[Stated problem]: Identify the lines bearing the string "selection" and gather them.

(Records from a data collection)

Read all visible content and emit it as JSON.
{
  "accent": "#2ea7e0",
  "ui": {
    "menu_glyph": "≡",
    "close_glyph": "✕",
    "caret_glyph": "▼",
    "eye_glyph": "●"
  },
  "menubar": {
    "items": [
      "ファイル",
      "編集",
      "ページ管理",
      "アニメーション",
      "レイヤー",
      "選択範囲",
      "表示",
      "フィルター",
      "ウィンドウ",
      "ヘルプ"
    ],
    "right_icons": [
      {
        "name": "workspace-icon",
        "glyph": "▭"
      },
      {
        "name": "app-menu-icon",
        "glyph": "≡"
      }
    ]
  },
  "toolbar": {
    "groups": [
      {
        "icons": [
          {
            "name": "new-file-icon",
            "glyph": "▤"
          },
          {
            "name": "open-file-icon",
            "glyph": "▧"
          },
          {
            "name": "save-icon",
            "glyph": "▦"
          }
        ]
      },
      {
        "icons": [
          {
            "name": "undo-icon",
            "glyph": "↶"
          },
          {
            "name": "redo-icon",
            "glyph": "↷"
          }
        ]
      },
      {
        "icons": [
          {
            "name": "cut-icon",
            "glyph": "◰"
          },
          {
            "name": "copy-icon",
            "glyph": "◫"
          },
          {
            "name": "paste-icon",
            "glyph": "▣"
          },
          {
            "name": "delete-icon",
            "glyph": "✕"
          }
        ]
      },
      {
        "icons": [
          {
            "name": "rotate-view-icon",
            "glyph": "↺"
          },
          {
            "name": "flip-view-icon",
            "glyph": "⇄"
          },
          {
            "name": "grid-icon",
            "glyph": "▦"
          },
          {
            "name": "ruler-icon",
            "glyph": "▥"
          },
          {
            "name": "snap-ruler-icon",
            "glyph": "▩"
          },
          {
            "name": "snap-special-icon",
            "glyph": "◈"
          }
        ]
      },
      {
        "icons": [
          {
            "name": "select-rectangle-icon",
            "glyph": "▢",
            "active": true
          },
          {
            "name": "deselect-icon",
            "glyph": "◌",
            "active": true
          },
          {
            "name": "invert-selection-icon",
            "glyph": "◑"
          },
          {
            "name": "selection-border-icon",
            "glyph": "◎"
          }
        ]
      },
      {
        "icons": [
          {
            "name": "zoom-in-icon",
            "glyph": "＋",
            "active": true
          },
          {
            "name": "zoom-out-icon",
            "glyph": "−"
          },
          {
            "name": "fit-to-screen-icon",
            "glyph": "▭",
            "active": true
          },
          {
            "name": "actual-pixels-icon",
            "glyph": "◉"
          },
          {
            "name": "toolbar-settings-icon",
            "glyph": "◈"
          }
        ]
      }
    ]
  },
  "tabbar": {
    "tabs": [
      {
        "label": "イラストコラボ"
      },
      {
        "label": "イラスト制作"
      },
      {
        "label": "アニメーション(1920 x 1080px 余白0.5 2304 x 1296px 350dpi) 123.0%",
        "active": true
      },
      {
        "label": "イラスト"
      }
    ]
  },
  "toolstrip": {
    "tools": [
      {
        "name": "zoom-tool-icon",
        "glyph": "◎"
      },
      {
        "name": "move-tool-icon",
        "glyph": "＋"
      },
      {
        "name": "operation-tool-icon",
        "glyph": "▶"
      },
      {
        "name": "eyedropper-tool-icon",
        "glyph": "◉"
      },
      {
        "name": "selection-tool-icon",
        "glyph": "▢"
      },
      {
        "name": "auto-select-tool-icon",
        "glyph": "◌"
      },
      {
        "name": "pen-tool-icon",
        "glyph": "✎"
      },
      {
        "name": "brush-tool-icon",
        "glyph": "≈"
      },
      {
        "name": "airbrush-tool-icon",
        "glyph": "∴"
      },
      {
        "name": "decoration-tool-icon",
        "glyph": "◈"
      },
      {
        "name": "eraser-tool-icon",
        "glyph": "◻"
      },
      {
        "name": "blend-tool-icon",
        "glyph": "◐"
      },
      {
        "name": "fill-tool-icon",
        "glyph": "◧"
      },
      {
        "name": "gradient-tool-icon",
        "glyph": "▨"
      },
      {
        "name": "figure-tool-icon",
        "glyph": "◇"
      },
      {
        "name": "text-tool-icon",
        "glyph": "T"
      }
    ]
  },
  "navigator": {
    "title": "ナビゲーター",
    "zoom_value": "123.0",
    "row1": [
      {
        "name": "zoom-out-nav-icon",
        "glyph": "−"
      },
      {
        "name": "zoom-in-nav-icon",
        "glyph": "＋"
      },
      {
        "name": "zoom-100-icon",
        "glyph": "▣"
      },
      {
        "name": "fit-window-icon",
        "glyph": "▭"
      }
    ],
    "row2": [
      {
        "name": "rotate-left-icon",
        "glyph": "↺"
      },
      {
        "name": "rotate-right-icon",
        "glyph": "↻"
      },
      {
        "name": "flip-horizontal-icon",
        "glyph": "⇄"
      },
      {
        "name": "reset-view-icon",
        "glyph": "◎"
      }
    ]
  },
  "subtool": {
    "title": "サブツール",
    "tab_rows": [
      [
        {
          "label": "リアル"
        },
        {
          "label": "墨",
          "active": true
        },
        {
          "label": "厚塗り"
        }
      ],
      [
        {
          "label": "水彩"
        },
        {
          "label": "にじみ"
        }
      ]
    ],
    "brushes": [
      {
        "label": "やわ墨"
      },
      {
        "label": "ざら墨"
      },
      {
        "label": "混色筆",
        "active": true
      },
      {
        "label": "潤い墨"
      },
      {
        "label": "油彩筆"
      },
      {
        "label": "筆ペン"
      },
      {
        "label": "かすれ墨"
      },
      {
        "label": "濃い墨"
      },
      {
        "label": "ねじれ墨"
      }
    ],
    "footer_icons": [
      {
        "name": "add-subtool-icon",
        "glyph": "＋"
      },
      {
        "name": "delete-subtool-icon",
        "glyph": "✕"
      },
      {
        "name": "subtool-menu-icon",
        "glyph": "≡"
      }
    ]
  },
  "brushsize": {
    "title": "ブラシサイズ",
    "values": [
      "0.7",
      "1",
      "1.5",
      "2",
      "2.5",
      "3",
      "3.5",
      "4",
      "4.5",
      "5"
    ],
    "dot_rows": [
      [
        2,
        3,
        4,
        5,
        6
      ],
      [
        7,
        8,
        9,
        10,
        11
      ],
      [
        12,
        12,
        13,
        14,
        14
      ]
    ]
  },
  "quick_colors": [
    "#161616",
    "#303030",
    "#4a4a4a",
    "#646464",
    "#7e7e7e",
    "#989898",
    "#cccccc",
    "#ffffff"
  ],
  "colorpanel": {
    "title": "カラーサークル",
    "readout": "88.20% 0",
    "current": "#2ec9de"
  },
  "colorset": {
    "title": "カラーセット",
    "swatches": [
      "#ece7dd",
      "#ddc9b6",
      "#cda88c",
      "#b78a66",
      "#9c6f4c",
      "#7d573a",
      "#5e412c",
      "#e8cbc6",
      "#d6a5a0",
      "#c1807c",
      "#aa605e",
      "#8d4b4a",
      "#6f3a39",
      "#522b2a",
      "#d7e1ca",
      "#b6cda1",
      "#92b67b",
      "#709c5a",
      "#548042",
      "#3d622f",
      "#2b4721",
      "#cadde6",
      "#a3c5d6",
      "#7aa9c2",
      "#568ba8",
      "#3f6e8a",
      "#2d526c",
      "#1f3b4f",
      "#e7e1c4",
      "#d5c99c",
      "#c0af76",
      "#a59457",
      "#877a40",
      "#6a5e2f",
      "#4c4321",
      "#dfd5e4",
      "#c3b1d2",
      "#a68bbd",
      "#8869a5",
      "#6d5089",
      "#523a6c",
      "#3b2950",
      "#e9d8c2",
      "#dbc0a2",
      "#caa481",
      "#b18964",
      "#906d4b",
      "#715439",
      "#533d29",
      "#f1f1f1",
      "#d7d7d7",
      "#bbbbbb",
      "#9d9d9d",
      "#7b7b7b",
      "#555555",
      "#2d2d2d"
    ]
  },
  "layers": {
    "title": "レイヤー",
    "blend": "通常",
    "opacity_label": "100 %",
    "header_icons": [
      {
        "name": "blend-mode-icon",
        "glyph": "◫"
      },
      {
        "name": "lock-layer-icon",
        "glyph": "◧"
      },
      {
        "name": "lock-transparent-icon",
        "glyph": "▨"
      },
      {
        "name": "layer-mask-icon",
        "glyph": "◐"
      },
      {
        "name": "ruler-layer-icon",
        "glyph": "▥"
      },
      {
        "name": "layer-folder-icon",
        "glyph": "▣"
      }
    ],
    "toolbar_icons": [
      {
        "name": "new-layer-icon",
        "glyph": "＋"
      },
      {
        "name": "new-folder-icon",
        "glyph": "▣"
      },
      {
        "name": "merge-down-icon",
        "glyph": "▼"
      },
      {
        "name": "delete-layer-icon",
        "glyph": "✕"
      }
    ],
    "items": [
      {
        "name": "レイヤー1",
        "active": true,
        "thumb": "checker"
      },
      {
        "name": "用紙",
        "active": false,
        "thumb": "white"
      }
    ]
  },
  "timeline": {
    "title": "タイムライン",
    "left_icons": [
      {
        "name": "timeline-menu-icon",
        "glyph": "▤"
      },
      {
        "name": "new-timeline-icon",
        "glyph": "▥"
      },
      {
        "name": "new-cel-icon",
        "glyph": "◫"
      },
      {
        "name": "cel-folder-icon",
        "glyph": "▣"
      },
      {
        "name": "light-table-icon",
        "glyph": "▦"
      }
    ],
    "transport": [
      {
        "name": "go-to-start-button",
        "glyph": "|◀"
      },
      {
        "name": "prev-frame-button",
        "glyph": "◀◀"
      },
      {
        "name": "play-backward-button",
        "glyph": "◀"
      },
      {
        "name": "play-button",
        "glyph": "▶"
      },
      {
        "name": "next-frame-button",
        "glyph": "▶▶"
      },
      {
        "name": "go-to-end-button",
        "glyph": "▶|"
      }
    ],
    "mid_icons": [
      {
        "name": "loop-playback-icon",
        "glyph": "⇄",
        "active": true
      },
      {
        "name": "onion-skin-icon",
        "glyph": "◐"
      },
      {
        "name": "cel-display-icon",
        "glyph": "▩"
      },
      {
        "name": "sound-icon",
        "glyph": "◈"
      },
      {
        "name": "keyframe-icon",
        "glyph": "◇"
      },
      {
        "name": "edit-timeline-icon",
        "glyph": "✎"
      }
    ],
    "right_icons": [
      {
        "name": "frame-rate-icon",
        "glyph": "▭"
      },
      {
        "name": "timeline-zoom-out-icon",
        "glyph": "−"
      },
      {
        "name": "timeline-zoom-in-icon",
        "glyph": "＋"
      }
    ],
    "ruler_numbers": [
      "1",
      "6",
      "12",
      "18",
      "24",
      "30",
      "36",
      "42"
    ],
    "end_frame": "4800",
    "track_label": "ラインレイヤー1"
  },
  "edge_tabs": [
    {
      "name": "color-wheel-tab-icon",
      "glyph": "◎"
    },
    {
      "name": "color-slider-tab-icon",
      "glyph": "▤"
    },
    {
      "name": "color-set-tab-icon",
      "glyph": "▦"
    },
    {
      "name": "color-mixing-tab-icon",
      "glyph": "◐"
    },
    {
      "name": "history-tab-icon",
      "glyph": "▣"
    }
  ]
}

[Answer to this problem]:
            "name": "invert-selection-icon",
            "name": "selection-border-icon",
        "name": "selection-tool-icon",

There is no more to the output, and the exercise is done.